Requirements:
Copy out every record below with complete accuracy.

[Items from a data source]
+++++
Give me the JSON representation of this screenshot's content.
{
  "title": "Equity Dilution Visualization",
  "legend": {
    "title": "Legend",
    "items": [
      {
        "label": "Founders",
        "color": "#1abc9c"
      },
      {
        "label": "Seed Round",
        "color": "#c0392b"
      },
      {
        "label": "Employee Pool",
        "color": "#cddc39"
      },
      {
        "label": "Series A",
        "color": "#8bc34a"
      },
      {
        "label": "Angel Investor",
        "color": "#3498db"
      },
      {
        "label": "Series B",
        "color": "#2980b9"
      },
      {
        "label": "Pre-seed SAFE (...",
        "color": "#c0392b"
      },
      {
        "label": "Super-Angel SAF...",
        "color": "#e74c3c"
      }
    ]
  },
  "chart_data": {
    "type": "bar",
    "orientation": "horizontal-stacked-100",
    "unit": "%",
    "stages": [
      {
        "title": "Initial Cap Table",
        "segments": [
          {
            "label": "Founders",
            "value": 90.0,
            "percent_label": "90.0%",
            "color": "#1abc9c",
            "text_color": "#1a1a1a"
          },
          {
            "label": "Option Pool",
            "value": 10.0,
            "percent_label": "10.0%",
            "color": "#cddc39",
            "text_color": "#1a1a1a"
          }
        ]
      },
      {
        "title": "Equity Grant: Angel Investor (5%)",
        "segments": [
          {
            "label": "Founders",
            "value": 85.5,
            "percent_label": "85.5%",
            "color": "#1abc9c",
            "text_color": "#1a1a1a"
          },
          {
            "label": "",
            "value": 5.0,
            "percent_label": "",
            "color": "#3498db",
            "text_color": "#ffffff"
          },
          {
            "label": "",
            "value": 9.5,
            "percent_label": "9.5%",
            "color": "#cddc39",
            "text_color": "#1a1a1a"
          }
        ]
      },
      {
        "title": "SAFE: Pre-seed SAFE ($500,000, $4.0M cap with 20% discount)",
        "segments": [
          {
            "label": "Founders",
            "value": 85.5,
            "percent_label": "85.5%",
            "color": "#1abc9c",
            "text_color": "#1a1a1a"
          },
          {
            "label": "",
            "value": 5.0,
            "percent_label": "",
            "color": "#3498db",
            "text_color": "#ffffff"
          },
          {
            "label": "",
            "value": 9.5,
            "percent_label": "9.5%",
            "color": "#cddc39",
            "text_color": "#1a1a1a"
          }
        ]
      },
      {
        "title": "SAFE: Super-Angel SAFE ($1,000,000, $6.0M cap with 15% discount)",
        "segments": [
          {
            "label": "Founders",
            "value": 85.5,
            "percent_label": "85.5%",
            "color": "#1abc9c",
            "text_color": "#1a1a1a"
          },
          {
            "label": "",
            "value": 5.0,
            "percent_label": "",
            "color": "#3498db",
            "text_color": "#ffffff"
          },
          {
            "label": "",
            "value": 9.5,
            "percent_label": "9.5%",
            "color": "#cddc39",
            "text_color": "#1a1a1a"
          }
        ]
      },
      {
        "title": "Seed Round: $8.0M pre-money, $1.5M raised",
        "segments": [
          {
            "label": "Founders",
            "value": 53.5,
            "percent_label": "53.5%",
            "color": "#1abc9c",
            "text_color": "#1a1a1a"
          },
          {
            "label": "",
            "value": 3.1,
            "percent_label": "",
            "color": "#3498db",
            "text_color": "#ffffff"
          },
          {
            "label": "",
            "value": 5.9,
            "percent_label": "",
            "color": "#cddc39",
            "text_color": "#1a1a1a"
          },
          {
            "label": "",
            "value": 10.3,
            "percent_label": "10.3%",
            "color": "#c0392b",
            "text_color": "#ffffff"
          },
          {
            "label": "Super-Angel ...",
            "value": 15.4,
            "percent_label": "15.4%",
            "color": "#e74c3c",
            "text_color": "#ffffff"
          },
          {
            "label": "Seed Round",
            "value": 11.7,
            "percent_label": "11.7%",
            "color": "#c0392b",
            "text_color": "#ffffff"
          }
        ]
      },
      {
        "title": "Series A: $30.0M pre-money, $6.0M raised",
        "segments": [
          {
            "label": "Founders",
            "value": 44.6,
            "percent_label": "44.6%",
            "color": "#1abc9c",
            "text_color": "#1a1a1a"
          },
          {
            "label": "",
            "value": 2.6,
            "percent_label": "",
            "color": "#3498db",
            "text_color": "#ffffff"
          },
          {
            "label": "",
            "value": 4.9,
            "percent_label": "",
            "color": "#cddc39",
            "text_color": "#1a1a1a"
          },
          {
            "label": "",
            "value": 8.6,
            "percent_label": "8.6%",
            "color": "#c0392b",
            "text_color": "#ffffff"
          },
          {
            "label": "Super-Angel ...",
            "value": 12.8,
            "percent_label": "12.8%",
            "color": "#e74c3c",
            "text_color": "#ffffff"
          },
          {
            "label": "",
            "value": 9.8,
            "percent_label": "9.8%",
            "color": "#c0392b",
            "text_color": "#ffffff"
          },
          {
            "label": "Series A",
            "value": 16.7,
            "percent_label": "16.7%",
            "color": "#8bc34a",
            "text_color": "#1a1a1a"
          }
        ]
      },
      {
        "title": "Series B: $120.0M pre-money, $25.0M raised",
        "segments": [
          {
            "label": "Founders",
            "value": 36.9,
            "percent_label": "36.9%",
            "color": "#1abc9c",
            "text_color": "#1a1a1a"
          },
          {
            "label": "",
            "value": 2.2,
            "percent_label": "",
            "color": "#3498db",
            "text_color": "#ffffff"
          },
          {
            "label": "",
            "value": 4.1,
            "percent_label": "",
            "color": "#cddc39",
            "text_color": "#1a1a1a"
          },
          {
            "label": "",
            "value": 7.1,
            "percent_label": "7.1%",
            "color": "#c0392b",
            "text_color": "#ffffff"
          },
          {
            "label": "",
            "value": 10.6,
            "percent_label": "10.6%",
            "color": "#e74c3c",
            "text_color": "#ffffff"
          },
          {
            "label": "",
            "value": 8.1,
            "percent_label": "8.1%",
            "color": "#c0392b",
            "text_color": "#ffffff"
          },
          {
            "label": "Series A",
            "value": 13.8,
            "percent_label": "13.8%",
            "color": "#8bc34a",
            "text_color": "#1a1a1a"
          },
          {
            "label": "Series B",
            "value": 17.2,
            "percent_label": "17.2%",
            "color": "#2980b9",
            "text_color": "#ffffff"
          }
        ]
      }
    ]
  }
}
+++++
Task output:
Give me the JSON representation of this screenshot's content.
{
  "title": "Equity Dilution Visualization",
  "legend": {
    "title": "Legend",
    "items": [
      {
        "label": "Founders",
        "color": "#1abc9c"
      },
      {
        "label": "Seed Round",
        "color": "#c0392b"
      },
      {
        "label": "Employee Pool",
        "color": "#cddc39"
      },
      {
        "label": "Series A",
        "color": "#8bc34a"
      },
      {
        "label": "Angel Investor",
        "color": "#3498db"
      },
      {
        "label": "Series B",
        "color": "#2980b9"
      },
      {
        "label": "Pre-seed SAFE (...",
        "color": "#c0392b"
      },
      {
        "label": "Super-Angel SAF...",
        "color": "#e74c3c"
      }
    ]
  },
  "chart_data": {
    "type": "bar",
    "orientation": "horizontal-stacked-100",
    "unit": "%",
    "stages": [
      {
        "title": "Initial Cap Table",
        "segments": [
          {
            "label": "Founders",
            "value": 90.0,
            "percent_label": "90.0%",
            "color": "#1abc9c",
            "text_color": "#1a1a1a"
          },
          {
            "label": "Option Pool",
            "value": 10.0,
            "percent_label": "10.0%",
            "color": "#cddc39",
            "text_color": "#1a1a1a"
          }
        ]
      },
      {
        "title": "Equity Grant: Angel Investor (5%)",
        "segments": [
          {
            "label": "Founders",
            "value": 85.5,
            "percent_label": "85.5%",
            "color": "#1abc9c",
            "text_color": "#1a1a1a"
          },
          {
            "label": "",
            "value": 5.0,
            "percent_label": "",
            "color": "#3498db",
            "text_color": "#ffffff"
          },
          {
            "label": "",
            "value": 9.5,
            "percent_label": "9.5%",
            "color": "#cddc39",
            "text_color": "#1a1a1a"
          }
        ]
      },
      {
        "title": "SAFE: Pre-seed SAFE ($500,000, $4.0M cap with 20% discount)",
        "segments": [
          {
            "label": "Founders",
            "value": 85.5,
            "percent_label": "85.5%",
            "color": "#1abc9c",
            "text_color": "#1a1a1a"
          },
          {
            "label": "",
            "value": 5.0,
            "percent_label": "",
            "color": "#3498db",
            "text_color": "#ffffff"
          },
          {
            "label": "",
            "value": 9.5,
            "percent_label": "9.5%",
            "color": "#cddc39",
            "text_color": "#1a1a1a"
          }
        ]
      },
      {
        "title": "SAFE: Super-Angel SAFE ($1,000,000, $6.0M cap with 15% discount)",
        "segments": [
          {
            "label": "Founders",
            "value": 85.5,
            "percent_label": "85.5%",
            "color": "#1abc9c",
            "text_color": "#1a1a1a"
          },
          {
            "label": "",
            "value": 5.0,
            "percent_label": "",
            "color": "#3498db",
            "text_color": "#ffffff"
          },
          {
            "label": "",
            "value": 9.5,
            "percent_label": "9.5%",
            "color": "#cddc39",
            "text_color": "#1a1a1a"
          }
        ]
      },
      {
        "title": "Seed Round: $8.0M pre-money, $1.5M raised",
        "segments": [
          {
            "label": "Founders",
            "value": 53.5,
            "percent_label": "53.5%",
            "color": "#1abc9c",
            "text_color": "#1a1a1a"
          },
          {
            "label": "",
            "value": 3.1,
            "percent_label": "",
            "color": "#3498db",
            "text_color": "#ffffff"
          },
          {
            "label": "",
            "value": 5.9,
            "percent_label": "",
            "color": "#cddc39",
            "text_color": "#1a1a1a"
          },
          {
            "label": "",
            "value": 10.3,
            "percent_label": "10.3%",
            "color": "#c0392b",
            "text_color": "#ffffff"
          },
          {
            "label": "Super-Angel ...",
            "value": 15.4,
            "percent_label": "15.4%",
            "color": "#e74c3c",
            "text_color": "#ffffff"
          },
          {
            "label": "Seed Round",
            "value": 11.7,
            "percent_label": "11.7%",
            "color": "#c0392b",
            "text_color": "#ffffff"
          }
        ]
      },
      {
        "title": "Series A: $30.0M pre-money, $6.0M raised",
        "segments": [
          {
            "label": "Founders",
            "value": 44.6,
            "percent_label": "44.6%",
            "color": "#1abc9c",
            "text_color": "#1a1a1a"
          },
          {
            "label": "",
            "value": 2.6,
            "percent_label": "",
            "color": "#3498db",
            "text_color": "#ffffff"
          },
          {
            "label": "",
            "value": 4.9,
            "percent_label": "",
            "color": "#cddc39",
            "text_color": "#1a1a1a"
          },
          {
            "label": "",
            "value": 8.6,
            "percent_label": "8.6%",
            "color": "#c0392b",
            "text_color": "#ffffff"
          },
          {
            "label": "Super-Angel ...",
            "value": 12.8,
            "percent_label": "12.8%",
            "color": "#e74c3c",
            "text_color": "#ffffff"
          },
          {
            "label": "",
            "value": 9.8,
            "percent_label": "9.8%",
            "color": "#c0392b",
            "text_color": "#ffffff"
          },
          {
            "label": "Series A",
            "value": 16.7,
            "percent_label": "16.7%",
            "color": "#8bc34a",
            "text_color": "#1a1a1a"
          }
        ]
      },
      {
        "title": "Series B: $120.0M pre-money, $25.0M raised",
        "segments": [
          {
            "label": "Founders",
            "value": 36.9,
            "percent_label": "36.9%",
            "color": "#1abc9c",
            "text_color": "#1a1a1a"
          },
          {
            "label": "",
            "value": 2.2,
            "percent_label": "",
            "color": "#3498db",
            "text_color": "#ffffff"
          },
          {
            "label": "",
            "value": 4.1,
            "percent_label": "",
            "color": "#cddc39",
            "text_color": "#1a1a1a"
          },
          {
            "label": "",
            "value": 7.1,
            "percent_label": "7.1%",
            "color": "#c0392b",
            "text_color": "#ffffff"
          },
          {
            "label": "",
            "value": 10.6,
            "percent_label": "10.6%",
            "color": "#e74c3c",
            "text_color": "#ffffff"
          },
          {
            "label": "",
            "value": 8.1,
            "percent_label": "8.1%",
            "color": "#c0392b",
            "text_color": "#ffffff"
          },
          {
            "label": "Series A",
            "value": 13.8,
            "percent_label": "13.8%",
            "color": "#8bc34a",
            "text_color": "#1a1a1a"
          },
          {
            "label": "Series B",
            "value": 17.2,
            "percent_label": "17.2%",
            "color": "#2980b9",
            "text_color": "#ffffff"
          }
        ]
      }
    ]
  }
}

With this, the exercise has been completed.